* Dataset records:
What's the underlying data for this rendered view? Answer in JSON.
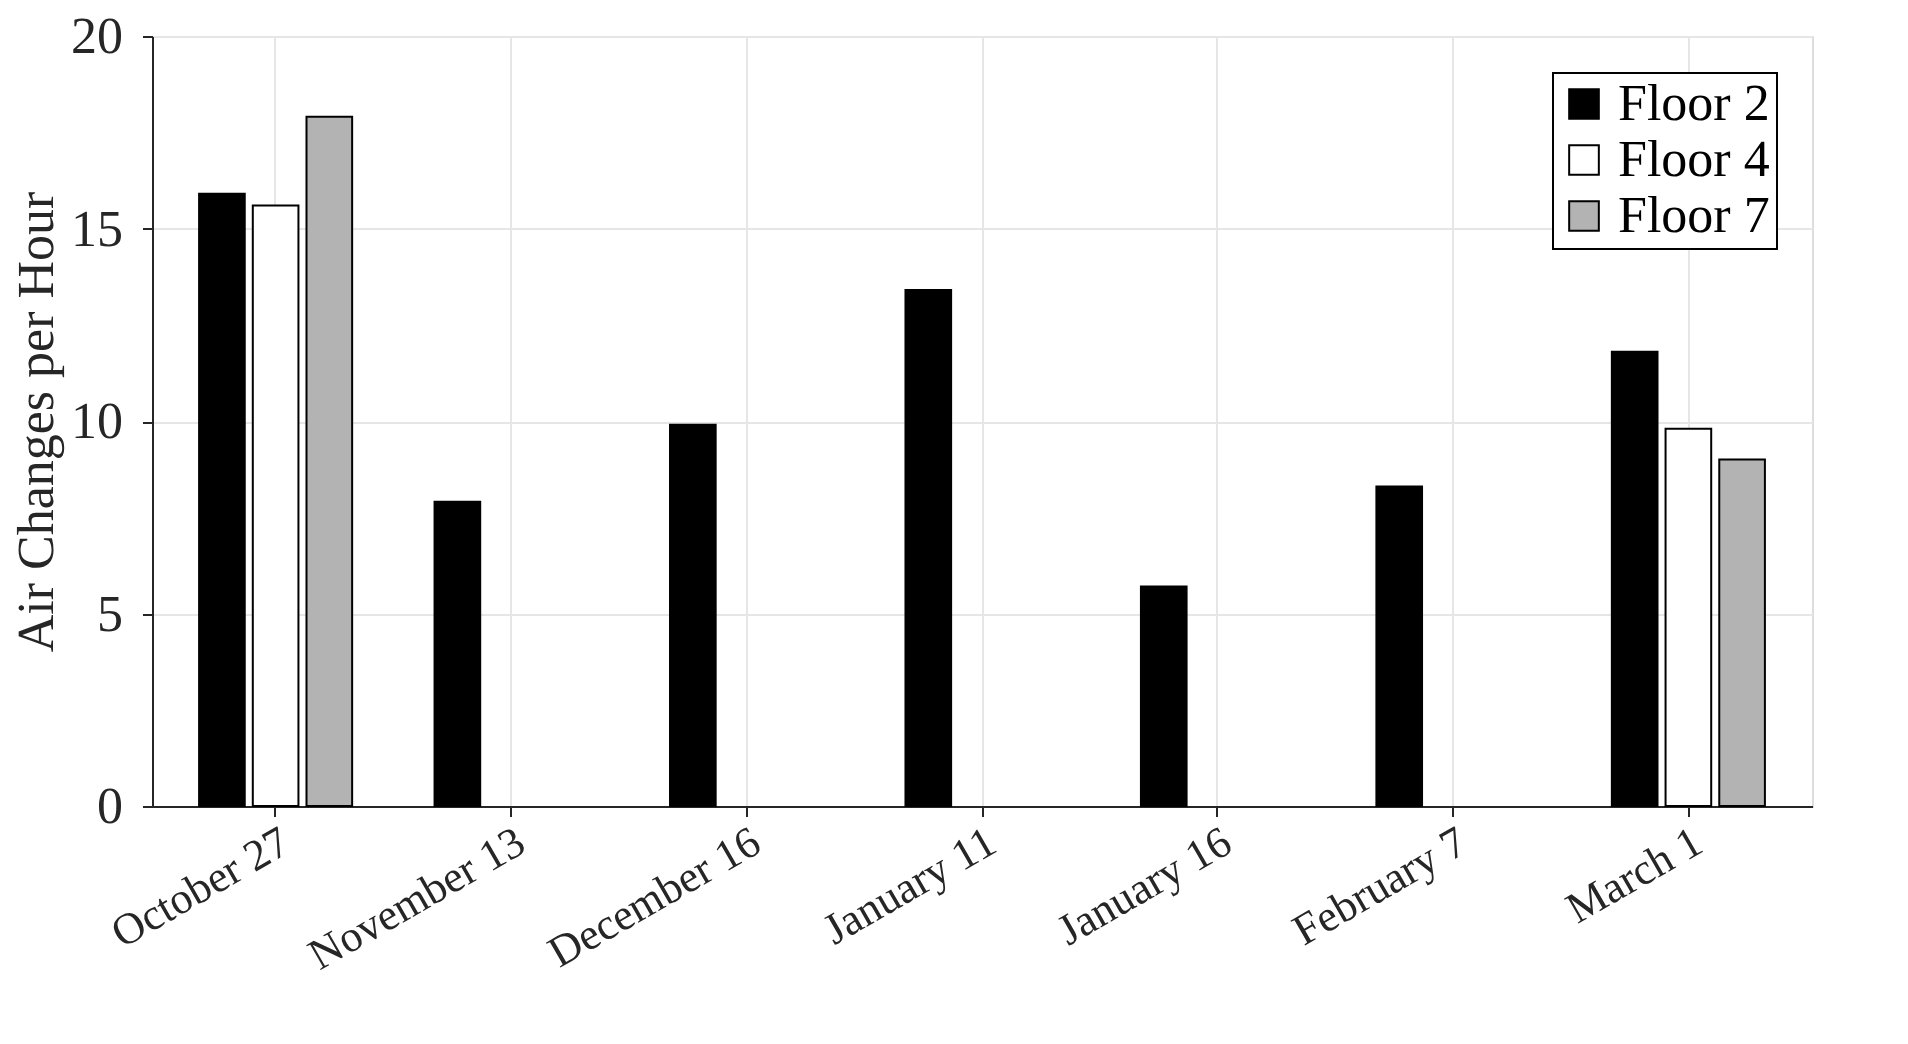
{
  "chart_data": {
    "type": "bar",
    "ylabel": "Air Changes per Hour",
    "categories": [
      "October 27",
      "November 13",
      "December 16",
      "January 11",
      "January 16",
      "February 7",
      "March 1"
    ],
    "series": [
      {
        "name": "Floor 2",
        "color": "#000000",
        "values": [
          15.9,
          7.9,
          9.9,
          13.4,
          5.7,
          8.3,
          11.8
        ]
      },
      {
        "name": "Floor 4",
        "color": "#ffffff",
        "values": [
          15.6,
          null,
          null,
          null,
          null,
          null,
          9.8
        ]
      },
      {
        "name": "Floor 7",
        "color": "#b3b3b3",
        "values": [
          17.9,
          null,
          null,
          null,
          null,
          null,
          9.0
        ]
      }
    ],
    "ylim": [
      0,
      20
    ],
    "yticks": [
      0,
      5,
      10,
      15,
      20
    ],
    "grid": true,
    "legend": "top right"
  }
}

* Task directions: Repeat each record exactly as shown above, dropping all images.

* Written answer:
What's the underlying data for this rendered view? Answer in JSON.
{
  "chart_data": {
    "type": "bar",
    "ylabel": "Air Changes per Hour",
    "categories": [
      "October 27",
      "November 13",
      "December 16",
      "January 11",
      "January 16",
      "February 7",
      "March 1"
    ],
    "series": [
      {
        "name": "Floor 2",
        "color": "#000000",
        "values": [
          15.9,
          7.9,
          9.9,
          13.4,
          5.7,
          8.3,
          11.8
        ]
      },
      {
        "name": "Floor 4",
        "color": "#ffffff",
        "values": [
          15.6,
          null,
          null,
          null,
          null,
          null,
          9.8
        ]
      },
      {
        "name": "Floor 7",
        "color": "#b3b3b3",
        "values": [
          17.9,
          null,
          null,
          null,
          null,
          null,
          9.0
        ]
      }
    ],
    "ylim": [
      0,
      20
    ],
    "yticks": [
      0,
      5,
      10,
      15,
      20
    ],
    "grid": true,
    "legend": "top right"
  }
}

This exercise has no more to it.